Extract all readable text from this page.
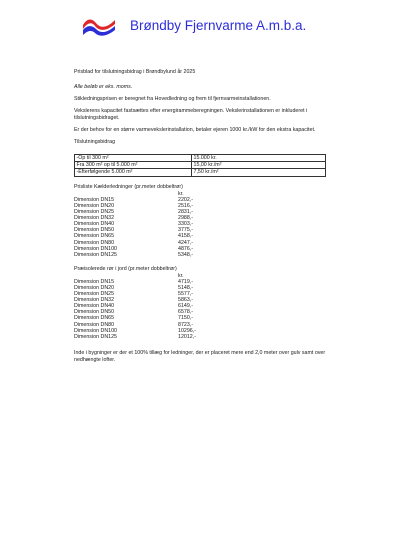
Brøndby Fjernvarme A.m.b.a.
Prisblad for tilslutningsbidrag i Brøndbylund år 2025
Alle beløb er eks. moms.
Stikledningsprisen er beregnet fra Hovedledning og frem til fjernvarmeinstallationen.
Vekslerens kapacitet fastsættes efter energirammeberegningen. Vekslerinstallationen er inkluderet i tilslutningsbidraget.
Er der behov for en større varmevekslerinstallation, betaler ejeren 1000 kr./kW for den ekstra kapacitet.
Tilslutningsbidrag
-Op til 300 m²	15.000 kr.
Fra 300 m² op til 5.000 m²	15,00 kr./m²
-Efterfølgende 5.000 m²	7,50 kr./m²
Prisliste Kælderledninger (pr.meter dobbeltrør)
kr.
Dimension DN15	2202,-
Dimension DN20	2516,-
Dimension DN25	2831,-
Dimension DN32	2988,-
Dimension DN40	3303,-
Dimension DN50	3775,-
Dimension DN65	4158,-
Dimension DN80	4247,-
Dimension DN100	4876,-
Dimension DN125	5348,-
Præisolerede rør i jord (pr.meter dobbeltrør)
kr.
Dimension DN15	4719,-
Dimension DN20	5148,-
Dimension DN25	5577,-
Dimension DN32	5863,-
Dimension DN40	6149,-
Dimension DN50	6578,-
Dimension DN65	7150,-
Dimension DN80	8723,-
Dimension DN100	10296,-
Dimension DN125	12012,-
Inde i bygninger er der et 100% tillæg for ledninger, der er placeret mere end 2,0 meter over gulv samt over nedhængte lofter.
=-=-=
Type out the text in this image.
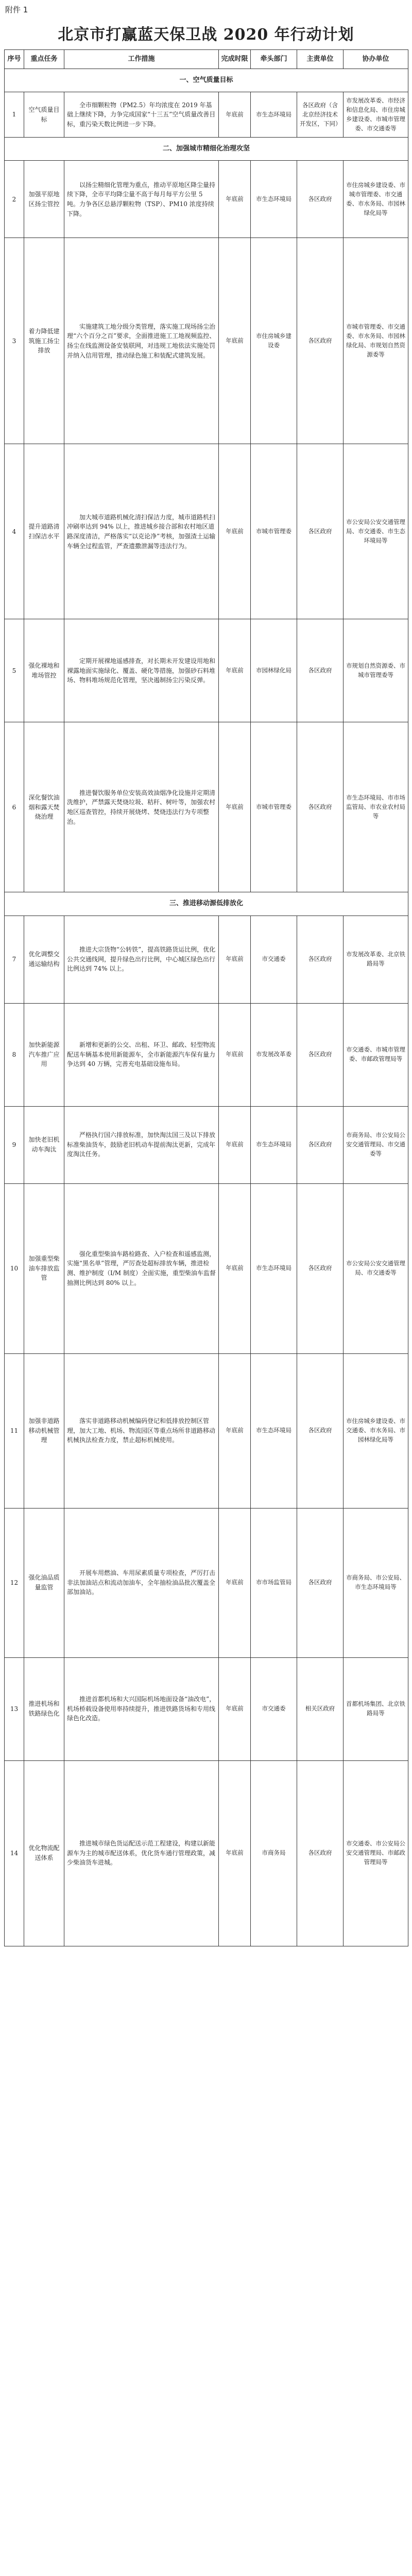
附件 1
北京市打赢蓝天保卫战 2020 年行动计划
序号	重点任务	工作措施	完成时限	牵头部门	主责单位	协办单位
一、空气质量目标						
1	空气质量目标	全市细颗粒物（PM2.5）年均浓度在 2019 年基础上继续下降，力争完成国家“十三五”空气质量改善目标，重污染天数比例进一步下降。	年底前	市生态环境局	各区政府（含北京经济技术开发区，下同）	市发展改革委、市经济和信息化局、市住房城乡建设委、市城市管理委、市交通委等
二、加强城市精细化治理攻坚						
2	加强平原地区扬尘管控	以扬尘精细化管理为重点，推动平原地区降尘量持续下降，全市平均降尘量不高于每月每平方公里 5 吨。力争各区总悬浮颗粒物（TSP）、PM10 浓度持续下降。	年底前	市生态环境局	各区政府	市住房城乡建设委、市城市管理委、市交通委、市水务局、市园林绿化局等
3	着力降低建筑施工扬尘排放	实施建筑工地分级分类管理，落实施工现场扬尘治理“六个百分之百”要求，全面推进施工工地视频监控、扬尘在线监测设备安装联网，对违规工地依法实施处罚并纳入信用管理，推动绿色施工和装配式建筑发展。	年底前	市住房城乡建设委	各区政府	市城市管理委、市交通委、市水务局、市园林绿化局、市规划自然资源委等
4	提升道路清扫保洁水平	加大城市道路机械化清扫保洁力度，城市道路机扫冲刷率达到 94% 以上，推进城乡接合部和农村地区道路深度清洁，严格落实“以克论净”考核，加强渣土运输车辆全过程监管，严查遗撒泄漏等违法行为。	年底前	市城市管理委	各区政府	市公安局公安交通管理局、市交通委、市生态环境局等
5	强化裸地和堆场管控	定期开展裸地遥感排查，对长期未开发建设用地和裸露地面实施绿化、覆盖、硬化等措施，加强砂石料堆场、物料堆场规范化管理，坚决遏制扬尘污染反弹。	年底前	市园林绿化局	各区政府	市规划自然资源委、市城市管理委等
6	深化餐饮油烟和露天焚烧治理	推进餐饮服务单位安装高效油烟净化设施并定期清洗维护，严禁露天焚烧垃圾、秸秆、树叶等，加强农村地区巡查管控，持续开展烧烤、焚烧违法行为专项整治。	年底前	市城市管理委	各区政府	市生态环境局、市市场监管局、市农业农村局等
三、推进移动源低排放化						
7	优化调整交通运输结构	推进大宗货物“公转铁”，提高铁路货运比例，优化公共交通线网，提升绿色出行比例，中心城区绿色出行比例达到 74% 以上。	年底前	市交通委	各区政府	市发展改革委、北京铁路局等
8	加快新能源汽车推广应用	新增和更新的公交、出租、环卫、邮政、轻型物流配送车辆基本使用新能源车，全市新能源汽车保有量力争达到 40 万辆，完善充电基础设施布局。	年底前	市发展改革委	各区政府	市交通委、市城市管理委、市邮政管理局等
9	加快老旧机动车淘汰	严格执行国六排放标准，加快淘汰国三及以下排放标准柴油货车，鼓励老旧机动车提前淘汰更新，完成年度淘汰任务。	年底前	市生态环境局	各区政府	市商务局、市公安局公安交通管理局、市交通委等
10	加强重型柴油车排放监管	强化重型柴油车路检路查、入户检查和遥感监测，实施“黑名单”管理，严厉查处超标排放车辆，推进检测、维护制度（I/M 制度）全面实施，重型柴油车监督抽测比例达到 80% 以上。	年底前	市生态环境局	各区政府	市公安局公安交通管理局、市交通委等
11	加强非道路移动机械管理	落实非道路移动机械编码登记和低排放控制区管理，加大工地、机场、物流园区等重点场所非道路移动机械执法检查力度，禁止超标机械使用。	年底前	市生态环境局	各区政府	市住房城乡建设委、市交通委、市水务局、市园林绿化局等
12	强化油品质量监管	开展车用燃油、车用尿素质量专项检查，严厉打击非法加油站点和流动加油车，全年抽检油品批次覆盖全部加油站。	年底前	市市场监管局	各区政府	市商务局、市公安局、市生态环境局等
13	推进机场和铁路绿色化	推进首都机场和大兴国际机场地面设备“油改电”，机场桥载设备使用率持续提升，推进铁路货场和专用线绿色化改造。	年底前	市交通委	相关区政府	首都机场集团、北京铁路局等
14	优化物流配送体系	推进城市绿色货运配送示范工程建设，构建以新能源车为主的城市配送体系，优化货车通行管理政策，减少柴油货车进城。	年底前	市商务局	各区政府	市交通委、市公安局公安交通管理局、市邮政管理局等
=-=-=
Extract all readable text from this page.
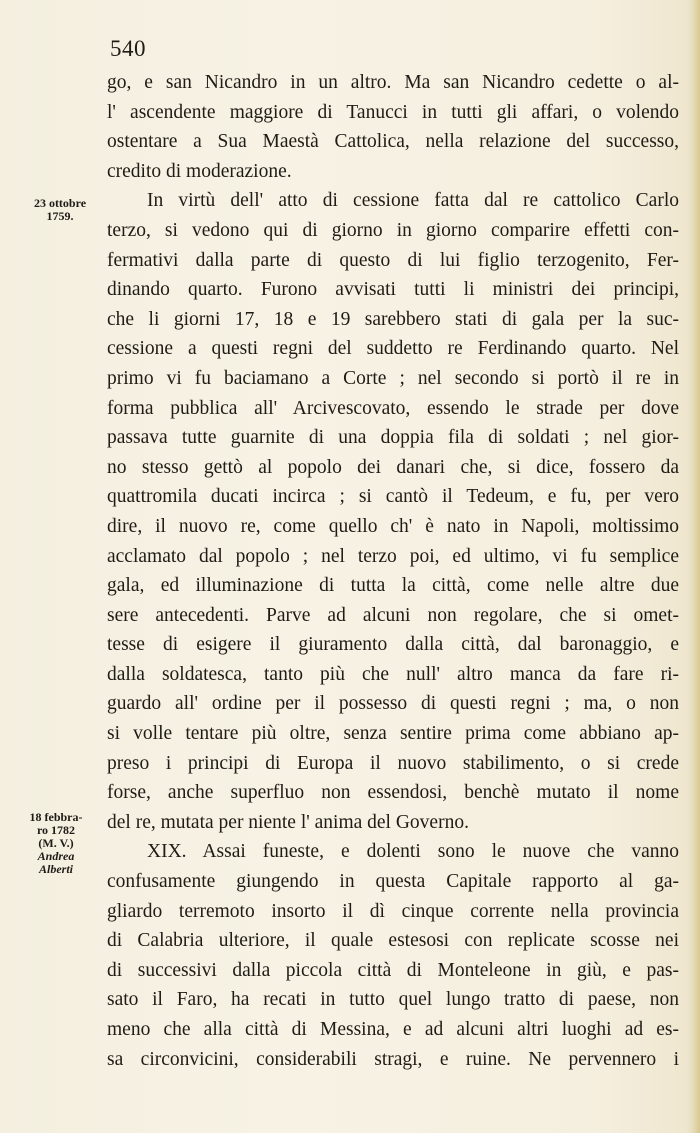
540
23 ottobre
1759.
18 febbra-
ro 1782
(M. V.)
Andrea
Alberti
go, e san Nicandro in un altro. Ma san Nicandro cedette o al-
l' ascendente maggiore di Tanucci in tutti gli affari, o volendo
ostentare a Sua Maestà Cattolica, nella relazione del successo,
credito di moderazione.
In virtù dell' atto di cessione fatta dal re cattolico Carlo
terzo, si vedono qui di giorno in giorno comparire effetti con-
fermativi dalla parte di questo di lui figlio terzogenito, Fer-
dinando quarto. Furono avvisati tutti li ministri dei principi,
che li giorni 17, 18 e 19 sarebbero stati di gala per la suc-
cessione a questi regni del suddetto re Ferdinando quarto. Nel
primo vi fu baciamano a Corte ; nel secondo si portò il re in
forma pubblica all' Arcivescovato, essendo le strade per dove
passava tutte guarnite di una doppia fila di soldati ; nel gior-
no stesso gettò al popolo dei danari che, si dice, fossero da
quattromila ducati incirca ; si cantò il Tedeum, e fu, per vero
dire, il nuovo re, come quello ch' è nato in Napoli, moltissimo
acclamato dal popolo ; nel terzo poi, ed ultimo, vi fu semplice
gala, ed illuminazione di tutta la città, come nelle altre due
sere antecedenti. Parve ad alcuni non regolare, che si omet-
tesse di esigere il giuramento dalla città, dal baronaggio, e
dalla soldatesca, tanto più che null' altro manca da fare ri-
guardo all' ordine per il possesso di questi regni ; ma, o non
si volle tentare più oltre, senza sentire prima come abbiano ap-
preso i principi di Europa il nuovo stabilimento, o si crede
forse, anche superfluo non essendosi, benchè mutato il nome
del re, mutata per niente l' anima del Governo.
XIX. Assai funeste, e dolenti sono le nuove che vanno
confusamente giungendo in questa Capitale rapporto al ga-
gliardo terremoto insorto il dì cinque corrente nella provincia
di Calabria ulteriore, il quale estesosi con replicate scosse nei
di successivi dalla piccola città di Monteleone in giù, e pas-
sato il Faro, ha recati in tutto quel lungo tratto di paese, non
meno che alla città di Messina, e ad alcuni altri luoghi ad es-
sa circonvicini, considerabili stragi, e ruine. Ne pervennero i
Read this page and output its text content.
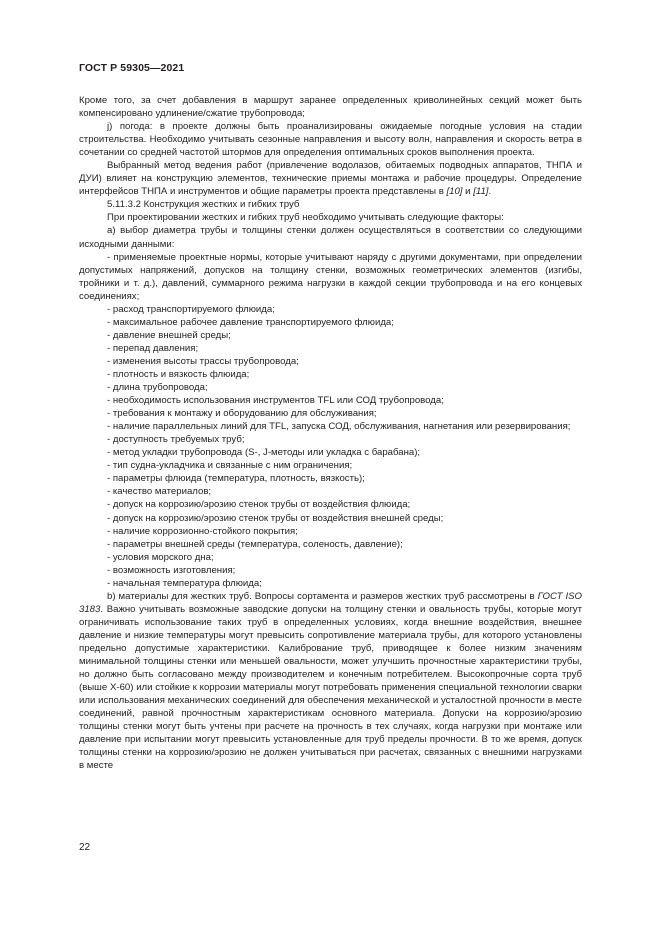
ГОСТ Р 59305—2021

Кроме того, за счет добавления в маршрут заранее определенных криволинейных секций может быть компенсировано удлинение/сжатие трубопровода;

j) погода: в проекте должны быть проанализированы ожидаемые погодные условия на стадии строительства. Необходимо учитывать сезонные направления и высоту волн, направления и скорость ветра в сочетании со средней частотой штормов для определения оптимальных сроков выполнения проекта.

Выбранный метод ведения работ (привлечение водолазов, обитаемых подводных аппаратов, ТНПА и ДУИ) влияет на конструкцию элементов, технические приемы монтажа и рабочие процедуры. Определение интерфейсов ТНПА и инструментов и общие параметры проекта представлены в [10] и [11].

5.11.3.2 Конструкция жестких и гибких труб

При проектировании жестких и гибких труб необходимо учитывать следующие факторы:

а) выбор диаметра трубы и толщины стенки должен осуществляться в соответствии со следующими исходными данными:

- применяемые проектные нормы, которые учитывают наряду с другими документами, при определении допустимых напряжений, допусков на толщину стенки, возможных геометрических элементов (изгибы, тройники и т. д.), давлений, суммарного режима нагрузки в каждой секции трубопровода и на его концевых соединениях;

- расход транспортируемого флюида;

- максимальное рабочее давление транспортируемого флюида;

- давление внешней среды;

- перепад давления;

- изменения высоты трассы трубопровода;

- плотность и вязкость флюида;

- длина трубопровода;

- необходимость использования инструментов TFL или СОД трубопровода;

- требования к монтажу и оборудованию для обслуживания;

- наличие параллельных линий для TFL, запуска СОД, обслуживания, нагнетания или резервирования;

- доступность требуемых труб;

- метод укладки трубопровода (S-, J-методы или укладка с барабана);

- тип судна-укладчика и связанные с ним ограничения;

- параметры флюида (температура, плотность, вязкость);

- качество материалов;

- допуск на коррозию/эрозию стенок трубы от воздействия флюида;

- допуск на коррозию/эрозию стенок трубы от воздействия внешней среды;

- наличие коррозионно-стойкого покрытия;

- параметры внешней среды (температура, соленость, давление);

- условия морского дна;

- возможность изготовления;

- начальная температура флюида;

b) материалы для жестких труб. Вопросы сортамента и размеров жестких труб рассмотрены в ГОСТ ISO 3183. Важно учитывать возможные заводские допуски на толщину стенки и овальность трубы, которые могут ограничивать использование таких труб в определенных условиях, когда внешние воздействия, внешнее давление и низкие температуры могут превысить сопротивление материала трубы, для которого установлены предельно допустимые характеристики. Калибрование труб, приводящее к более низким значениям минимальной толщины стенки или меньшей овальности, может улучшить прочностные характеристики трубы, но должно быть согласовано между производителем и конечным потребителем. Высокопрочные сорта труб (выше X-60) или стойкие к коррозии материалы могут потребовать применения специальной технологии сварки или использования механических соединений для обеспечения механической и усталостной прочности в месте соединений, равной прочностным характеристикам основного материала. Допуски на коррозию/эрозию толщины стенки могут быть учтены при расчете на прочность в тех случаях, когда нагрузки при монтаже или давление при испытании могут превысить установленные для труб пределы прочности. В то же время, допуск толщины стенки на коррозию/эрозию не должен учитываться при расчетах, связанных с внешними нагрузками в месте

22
=-=-=
## [STATED TASK]
Search the data for the string "kapacitet" and copy each line where it appears.

## [THE ANSWER]
Vekslerens kapacitet fastsættes efter energirammeberegningen. Vekslerinstallationen er inkluderet i tilslutningsbidraget.
Er der behov for en større varmevekslerinstallation, betaler ejeren 1000 kr./kW for den ekstra kapacitet.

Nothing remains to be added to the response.